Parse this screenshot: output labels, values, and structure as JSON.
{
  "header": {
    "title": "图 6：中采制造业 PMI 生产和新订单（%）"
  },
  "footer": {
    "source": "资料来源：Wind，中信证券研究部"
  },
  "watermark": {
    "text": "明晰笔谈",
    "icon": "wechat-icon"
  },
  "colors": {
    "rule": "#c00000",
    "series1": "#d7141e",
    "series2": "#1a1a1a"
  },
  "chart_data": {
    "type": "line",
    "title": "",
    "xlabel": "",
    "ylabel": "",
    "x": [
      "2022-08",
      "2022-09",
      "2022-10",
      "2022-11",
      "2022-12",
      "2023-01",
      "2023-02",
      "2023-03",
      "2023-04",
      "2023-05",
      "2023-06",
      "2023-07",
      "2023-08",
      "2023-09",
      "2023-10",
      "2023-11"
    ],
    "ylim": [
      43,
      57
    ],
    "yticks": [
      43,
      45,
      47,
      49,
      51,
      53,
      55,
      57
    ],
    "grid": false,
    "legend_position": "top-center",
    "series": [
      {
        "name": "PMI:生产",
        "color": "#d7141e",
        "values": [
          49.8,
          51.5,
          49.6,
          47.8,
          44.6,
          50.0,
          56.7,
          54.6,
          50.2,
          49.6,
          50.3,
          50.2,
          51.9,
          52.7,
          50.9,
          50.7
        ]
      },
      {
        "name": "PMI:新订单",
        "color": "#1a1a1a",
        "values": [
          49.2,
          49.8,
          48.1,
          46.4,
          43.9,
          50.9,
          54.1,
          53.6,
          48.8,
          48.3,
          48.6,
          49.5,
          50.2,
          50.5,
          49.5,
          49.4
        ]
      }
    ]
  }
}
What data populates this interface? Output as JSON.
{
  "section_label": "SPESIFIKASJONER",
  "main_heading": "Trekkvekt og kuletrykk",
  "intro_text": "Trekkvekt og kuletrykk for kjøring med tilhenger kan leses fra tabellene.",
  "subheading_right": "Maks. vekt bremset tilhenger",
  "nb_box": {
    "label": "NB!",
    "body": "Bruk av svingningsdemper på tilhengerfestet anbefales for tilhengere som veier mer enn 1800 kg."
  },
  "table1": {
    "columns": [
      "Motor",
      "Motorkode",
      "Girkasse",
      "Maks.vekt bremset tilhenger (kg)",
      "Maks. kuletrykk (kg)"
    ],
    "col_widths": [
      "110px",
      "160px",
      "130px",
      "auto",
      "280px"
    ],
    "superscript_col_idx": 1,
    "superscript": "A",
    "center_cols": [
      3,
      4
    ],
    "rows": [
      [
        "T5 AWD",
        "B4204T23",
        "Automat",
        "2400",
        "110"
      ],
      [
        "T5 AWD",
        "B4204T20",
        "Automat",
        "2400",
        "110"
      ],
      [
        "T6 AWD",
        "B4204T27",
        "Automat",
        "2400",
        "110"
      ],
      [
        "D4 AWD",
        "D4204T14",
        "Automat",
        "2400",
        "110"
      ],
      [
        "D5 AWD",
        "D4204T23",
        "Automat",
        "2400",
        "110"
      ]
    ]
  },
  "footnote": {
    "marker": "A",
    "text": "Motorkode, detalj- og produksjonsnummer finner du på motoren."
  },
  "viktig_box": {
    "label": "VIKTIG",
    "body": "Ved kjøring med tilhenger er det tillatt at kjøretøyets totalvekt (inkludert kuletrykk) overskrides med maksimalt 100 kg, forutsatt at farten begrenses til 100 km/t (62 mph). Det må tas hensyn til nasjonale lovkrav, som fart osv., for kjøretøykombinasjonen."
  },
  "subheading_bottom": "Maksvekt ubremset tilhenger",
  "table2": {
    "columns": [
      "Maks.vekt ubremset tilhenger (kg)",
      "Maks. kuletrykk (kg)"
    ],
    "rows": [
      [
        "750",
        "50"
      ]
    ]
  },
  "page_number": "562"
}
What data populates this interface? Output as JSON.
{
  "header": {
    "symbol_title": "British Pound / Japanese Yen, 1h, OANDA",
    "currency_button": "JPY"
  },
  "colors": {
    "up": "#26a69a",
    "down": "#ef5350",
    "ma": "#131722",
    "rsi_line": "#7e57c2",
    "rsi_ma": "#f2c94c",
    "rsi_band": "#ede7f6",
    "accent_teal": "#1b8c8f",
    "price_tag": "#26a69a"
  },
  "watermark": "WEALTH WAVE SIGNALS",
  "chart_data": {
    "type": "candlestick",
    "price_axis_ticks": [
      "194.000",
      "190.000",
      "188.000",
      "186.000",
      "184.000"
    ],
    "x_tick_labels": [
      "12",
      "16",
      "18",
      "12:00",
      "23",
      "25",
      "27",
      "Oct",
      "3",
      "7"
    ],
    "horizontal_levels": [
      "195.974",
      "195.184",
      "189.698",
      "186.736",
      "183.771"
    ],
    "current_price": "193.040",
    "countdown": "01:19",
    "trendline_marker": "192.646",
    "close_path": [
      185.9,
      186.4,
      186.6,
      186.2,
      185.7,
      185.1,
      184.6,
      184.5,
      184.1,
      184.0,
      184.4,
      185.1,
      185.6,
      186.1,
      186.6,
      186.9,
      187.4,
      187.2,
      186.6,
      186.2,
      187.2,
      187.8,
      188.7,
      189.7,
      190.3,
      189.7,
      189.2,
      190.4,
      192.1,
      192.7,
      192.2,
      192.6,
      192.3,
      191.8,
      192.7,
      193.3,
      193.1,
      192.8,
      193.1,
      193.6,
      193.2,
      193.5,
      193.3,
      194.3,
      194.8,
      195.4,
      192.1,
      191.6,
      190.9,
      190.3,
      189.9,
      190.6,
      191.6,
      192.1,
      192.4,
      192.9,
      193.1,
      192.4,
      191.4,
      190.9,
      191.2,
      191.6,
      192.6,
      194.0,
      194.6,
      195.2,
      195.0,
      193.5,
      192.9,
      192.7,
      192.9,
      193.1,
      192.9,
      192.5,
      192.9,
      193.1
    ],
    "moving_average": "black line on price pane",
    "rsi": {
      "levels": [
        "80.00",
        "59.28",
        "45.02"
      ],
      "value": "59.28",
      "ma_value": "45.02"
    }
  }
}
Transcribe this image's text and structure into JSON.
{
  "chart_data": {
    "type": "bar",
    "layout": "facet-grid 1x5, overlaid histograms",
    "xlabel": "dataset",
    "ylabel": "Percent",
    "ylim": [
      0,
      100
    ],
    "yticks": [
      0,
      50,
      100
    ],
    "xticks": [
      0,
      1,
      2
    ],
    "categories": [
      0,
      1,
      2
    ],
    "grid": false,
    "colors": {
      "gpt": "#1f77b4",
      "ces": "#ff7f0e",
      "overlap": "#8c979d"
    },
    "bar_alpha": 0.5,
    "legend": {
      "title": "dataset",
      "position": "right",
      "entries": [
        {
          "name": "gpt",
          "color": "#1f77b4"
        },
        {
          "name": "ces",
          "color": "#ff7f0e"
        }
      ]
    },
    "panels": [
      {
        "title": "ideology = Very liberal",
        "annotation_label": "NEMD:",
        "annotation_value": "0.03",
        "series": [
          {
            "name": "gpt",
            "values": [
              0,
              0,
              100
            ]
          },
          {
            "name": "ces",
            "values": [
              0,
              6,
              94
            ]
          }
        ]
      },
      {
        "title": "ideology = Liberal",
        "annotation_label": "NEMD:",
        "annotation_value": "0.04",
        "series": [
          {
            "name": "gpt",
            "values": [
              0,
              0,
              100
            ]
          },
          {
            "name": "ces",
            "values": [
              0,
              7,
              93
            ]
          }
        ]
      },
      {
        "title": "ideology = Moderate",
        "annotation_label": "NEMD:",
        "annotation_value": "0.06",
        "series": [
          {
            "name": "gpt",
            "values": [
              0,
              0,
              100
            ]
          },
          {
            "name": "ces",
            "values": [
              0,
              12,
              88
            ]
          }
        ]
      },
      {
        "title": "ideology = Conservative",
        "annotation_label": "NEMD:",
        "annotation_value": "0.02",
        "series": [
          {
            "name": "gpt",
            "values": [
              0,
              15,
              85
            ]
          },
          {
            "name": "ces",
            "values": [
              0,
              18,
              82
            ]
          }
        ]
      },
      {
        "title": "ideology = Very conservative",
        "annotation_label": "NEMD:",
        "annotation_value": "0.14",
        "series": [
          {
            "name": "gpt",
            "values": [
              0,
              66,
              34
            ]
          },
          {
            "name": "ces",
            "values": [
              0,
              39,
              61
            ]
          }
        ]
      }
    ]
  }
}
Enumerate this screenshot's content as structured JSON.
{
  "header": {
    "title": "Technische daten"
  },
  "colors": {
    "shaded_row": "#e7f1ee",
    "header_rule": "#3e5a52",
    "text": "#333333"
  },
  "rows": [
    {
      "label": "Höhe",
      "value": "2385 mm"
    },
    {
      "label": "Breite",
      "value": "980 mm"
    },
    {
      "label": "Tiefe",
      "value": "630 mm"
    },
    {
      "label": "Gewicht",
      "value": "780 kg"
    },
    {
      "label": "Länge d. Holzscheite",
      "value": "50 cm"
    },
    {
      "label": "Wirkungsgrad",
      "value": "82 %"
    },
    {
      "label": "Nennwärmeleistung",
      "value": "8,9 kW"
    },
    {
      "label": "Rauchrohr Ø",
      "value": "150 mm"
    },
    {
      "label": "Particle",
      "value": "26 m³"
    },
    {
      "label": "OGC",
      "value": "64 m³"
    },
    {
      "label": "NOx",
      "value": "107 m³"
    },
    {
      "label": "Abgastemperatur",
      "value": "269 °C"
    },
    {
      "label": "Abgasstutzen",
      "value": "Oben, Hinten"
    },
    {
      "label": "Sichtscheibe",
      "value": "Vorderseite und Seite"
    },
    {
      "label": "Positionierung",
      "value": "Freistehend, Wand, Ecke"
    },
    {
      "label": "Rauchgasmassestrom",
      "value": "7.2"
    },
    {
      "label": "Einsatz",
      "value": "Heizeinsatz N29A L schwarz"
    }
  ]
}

..............................

* Goal *
Find every line that holds "ideology" and copy it.

* Task result *
        "title": "ideology = Very liberal",
        "title": "ideology = Liberal",
        "title": "ideology = Moderate",
        "title": "ideology = Conservative",
        "title": "ideology = Very conservative",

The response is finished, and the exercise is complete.